* Records to use *
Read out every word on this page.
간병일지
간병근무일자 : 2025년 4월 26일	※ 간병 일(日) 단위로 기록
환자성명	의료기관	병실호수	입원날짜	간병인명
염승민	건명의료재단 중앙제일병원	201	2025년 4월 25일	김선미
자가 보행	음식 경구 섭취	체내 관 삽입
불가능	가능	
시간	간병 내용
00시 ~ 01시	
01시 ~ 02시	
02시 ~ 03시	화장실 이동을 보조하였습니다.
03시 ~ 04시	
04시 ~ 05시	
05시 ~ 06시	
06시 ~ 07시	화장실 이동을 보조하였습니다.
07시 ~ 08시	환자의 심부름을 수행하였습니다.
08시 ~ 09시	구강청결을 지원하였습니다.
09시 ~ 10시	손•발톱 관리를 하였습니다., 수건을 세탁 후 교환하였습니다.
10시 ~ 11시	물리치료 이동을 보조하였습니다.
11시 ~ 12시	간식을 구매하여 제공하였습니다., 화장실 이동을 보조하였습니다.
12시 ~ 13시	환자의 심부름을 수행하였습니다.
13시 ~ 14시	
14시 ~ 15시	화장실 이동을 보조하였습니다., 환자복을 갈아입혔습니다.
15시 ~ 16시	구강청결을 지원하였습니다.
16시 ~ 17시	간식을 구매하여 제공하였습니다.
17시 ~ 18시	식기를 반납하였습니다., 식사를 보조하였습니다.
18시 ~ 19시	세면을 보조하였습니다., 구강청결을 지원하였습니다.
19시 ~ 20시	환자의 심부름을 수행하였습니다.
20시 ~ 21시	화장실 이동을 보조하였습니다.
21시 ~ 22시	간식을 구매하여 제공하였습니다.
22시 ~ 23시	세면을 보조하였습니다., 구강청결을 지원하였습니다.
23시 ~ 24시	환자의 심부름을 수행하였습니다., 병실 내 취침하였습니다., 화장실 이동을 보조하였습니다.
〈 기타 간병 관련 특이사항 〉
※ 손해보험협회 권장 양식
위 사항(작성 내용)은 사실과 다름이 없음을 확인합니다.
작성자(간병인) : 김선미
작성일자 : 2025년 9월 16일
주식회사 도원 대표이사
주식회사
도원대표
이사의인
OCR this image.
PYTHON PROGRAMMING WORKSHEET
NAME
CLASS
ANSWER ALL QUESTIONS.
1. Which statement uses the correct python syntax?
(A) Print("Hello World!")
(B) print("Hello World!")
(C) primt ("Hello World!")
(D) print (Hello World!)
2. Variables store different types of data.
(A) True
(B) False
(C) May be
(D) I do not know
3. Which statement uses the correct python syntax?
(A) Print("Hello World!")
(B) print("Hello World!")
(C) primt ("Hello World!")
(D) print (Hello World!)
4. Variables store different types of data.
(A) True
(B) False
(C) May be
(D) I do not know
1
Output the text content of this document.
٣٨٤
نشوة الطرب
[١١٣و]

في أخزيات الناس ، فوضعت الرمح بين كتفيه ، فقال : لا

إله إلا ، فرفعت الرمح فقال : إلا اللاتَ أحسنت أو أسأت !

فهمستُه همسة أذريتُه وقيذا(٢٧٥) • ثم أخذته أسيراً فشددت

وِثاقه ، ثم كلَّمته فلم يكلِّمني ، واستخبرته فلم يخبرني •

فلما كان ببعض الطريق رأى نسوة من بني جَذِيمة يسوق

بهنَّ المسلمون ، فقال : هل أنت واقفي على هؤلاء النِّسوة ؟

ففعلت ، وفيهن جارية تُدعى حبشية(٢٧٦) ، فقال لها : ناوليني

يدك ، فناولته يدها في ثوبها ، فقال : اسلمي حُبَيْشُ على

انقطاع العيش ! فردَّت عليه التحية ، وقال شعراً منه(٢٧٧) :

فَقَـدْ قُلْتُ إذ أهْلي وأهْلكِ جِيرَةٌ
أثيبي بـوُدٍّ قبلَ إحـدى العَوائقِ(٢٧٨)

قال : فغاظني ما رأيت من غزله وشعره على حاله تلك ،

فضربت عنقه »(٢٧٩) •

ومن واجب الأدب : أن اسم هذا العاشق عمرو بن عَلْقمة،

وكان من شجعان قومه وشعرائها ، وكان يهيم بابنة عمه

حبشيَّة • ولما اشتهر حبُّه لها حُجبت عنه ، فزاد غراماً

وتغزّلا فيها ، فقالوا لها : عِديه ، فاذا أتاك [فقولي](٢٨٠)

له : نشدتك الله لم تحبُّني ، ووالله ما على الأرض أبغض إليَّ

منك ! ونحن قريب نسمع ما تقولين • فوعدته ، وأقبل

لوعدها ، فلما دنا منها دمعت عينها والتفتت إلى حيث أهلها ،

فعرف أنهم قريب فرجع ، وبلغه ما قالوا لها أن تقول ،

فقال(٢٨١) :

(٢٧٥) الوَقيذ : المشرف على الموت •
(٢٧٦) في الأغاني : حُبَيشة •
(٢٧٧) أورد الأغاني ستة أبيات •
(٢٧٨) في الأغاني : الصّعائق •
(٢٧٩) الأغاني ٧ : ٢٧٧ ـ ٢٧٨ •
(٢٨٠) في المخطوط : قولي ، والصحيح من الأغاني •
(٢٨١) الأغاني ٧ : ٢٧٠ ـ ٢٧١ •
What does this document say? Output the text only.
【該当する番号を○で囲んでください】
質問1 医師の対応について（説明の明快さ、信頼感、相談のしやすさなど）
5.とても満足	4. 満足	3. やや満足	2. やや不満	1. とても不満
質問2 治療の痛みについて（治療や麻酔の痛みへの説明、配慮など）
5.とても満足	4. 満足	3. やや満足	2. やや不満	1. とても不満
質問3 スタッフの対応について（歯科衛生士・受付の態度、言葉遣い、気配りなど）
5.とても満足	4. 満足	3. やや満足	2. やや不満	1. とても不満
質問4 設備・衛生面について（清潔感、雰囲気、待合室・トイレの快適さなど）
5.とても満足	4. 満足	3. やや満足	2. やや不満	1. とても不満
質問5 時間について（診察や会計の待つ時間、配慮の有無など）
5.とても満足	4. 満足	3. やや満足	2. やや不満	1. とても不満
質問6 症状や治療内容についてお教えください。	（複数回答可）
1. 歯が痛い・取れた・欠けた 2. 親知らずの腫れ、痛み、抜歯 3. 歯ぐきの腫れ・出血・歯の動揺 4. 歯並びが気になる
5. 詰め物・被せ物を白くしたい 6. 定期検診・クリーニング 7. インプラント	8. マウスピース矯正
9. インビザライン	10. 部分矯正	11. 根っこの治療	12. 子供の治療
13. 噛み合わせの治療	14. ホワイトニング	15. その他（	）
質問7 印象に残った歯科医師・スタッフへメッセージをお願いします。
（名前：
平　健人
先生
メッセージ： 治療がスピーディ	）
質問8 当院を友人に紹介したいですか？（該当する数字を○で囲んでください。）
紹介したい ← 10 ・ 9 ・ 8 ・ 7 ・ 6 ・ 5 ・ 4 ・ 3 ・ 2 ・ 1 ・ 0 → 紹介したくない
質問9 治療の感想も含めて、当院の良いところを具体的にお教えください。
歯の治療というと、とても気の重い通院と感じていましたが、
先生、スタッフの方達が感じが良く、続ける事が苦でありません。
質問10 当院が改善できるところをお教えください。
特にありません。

* Short task *
Using the entries above, tally how many lines have the word "document" in them; write the number and nothing more.

* Result of the task *
2